## What to do
Go through each line of the records below and count those with the word "image"; give only the total.

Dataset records
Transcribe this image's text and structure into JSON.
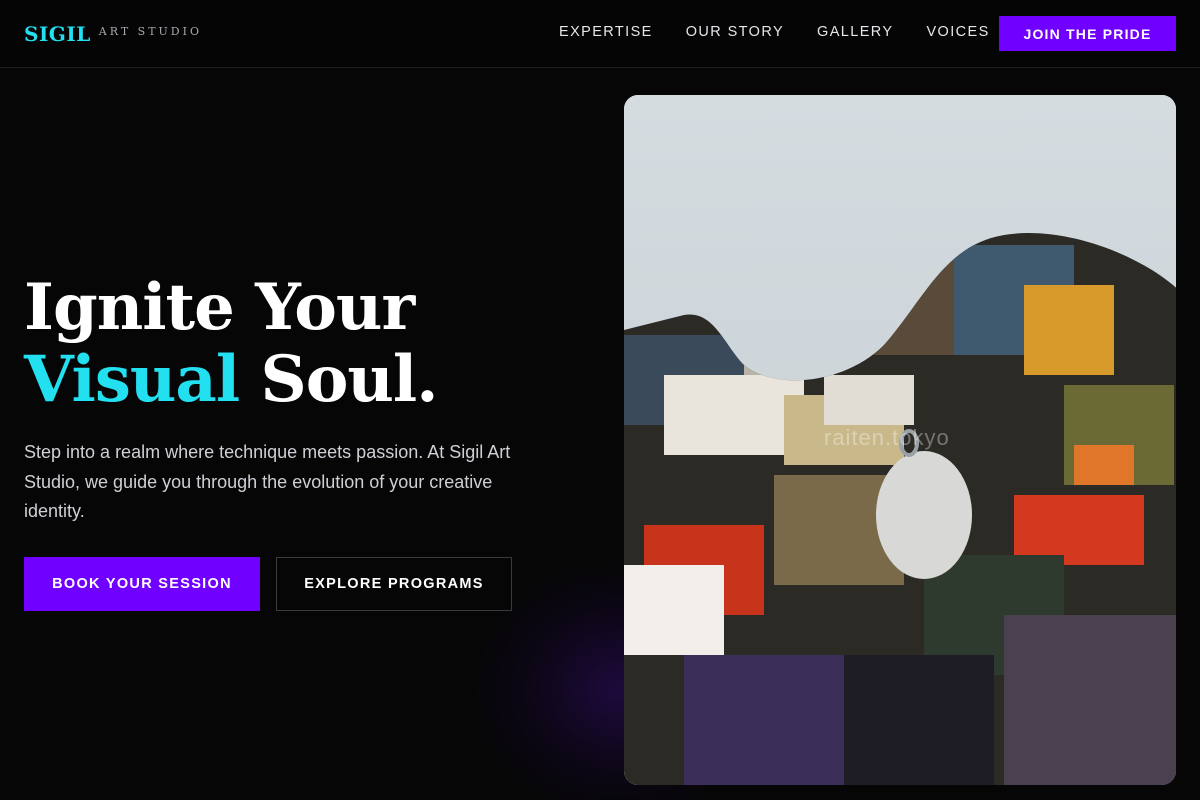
{
  "brand": {
    "name": "SIGIL",
    "tagline": "ART STUDIO",
    "accent_color": "#22e0f0",
    "primary_color": "#7000ff"
  },
  "nav": {
    "links": [
      "EXPERTISE",
      "OUR STORY",
      "GALLERY",
      "VOICES"
    ],
    "cta_label": "JOIN THE PRIDE"
  },
  "hero": {
    "title_line1": "Ignite Your",
    "title_accent": "Visual",
    "title_line2_rest": " Soul.",
    "description": "Step into a realm where technique meets passion. At Sigil Art Studio, we guide you through the evolution of your creative identity.",
    "primary_button": "BOOK YOUR SESSION",
    "secondary_button": "EXPLORE PROGRAMS",
    "image": {
      "subject": "paint-palette-photo",
      "watermark": "raiten.tokyo"
    }
  }
}
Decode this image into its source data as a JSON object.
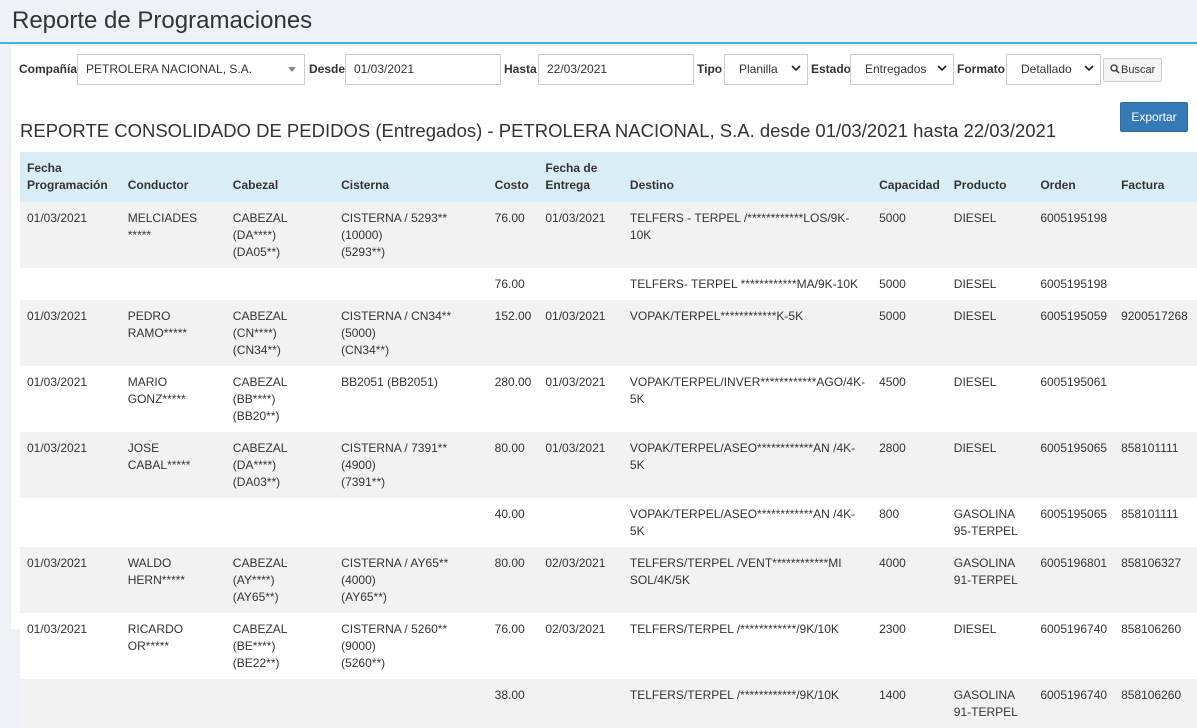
{
  "page_title": "Reporte de Programaciones",
  "filters": {
    "company_label": "Compañía",
    "company_value": "PETROLERA NACIONAL, S.A.",
    "from_label": "Desde",
    "from_value": "01/03/2021",
    "to_label": "Hasta",
    "to_value": "22/03/2021",
    "type_label": "Tipo",
    "type_value": "Planilla",
    "status_label": "Estado",
    "status_value": "Entregados",
    "format_label": "Formato",
    "format_value": "Detallado",
    "search_label": "Buscar"
  },
  "export_label": "Exportar",
  "report_title": "REPORTE CONSOLIDADO DE PEDIDOS (Entregados) - PETROLERA NACIONAL, S.A. desde 01/03/2021 hasta 22/03/2021",
  "table": {
    "headers": [
      "Fecha\nProgramación",
      "Conductor",
      "Cabezal",
      "Cisterna",
      "Costo",
      "Fecha de\nEntrega",
      "Destino",
      "Capacidad",
      "Producto",
      "Orden",
      "Factura"
    ],
    "rows": [
      [
        "01/03/2021",
        "MELCIADES *****",
        "CABEZAL (DA****)\n(DA05**)",
        "CISTERNA / 5293** (10000)\n(5293**)",
        "76.00",
        "01/03/2021",
        "TELFERS - TERPEL /************LOS/9K-10K",
        "5000",
        "DIESEL",
        "6005195198",
        ""
      ],
      [
        "",
        "",
        "",
        "",
        "76.00",
        "",
        "TELFERS- TERPEL ************MA/9K-10K",
        "5000",
        "DIESEL",
        "6005195198",
        ""
      ],
      [
        "01/03/2021",
        "PEDRO\nRAMO*****",
        "CABEZAL (CN****)\n(CN34**)",
        "CISTERNA / CN34** (5000)\n(CN34**)",
        "152.00",
        "01/03/2021",
        "VOPAK/TERPEL************K-5K",
        "5000",
        "DIESEL",
        "6005195059",
        "9200517268"
      ],
      [
        "01/03/2021",
        "MARIO\nGONZ*****",
        "CABEZAL (BB****)\n(BB20**)",
        "BB2051 (BB2051)",
        "280.00",
        "01/03/2021",
        "VOPAK/TERPEL/INVER************AGO/4K-\n5K",
        "4500",
        "DIESEL",
        "6005195061",
        ""
      ],
      [
        "01/03/2021",
        "JOSE CABAL*****",
        "CABEZAL (DA****)\n(DA03**)",
        "CISTERNA / 7391** (4900)\n(7391**)",
        "80.00",
        "01/03/2021",
        "VOPAK/TERPEL/ASEO************AN /4K-5K",
        "2800",
        "DIESEL",
        "6005195065",
        "858101111"
      ],
      [
        "",
        "",
        "",
        "",
        "40.00",
        "",
        "VOPAK/TERPEL/ASEO************AN /4K-5K",
        "800",
        "GASOLINA\n95-TERPEL",
        "6005195065",
        "858101111"
      ],
      [
        "01/03/2021",
        "WALDO\nHERN*****",
        "CABEZAL (AY****)\n(AY65**)",
        "CISTERNA / AY65** (4000)\n(AY65**)",
        "80.00",
        "02/03/2021",
        "TELFERS/TERPEL /VENT************MI\nSOL/4K/5K",
        "4000",
        "GASOLINA\n91-TERPEL",
        "6005196801",
        "858106327"
      ],
      [
        "01/03/2021",
        "RICARDO\nOR*****",
        "CABEZAL (BE****)\n(BE22**)",
        "CISTERNA / 5260** (9000)\n(5260**)",
        "76.00",
        "02/03/2021",
        "TELFERS/TERPEL /************/9K/10K",
        "2300",
        "DIESEL",
        "6005196740",
        "858106260"
      ],
      [
        "",
        "",
        "",
        "",
        "38.00",
        "",
        "TELFERS/TERPEL /************/9K/10K",
        "1400",
        "GASOLINA\n91-TERPEL",
        "6005196740",
        "858106260"
      ]
    ]
  }
}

## Result
3